■ **INFORMATION PROVIDED**:

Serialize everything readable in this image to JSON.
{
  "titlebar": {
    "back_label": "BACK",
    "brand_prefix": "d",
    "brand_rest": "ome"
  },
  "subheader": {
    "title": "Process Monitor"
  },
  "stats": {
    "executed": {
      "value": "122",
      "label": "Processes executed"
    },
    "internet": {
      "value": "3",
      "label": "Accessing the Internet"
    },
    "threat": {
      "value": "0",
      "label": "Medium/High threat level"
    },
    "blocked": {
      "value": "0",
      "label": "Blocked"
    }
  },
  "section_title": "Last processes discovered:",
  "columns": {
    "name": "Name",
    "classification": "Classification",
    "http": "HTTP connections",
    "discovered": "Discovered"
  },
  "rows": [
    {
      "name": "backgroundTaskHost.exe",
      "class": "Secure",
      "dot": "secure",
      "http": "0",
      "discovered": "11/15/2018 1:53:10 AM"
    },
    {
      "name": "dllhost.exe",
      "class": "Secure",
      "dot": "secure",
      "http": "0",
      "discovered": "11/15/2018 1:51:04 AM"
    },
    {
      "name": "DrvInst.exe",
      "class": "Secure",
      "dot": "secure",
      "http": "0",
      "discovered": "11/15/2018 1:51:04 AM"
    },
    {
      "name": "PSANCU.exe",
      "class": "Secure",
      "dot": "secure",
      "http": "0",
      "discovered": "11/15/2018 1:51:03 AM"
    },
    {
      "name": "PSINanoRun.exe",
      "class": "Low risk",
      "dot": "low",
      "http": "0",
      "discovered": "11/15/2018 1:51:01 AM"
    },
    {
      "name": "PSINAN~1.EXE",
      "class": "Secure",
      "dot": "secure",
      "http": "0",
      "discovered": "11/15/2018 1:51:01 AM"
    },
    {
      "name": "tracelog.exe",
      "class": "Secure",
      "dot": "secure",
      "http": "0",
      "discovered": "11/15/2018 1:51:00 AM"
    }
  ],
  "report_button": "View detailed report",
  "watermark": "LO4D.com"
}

...

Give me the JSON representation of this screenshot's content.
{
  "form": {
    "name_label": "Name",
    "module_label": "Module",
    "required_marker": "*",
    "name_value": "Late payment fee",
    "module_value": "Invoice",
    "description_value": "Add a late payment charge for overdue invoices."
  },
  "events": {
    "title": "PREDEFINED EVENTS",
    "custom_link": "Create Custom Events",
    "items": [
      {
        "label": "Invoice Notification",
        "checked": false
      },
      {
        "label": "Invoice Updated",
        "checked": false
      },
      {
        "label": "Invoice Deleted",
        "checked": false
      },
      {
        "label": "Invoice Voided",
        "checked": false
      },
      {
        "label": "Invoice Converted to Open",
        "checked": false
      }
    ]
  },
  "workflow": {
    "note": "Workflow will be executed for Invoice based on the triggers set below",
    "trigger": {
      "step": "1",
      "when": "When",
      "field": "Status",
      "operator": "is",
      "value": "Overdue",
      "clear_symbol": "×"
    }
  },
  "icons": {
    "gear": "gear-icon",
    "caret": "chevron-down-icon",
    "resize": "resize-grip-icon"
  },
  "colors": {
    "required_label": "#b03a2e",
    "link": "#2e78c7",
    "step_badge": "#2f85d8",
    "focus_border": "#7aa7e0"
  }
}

■ **EXERCISE**: Ascertain the number of lines in the entries that include the word "executed", and report only that number.

■ **SOLUTION**: 3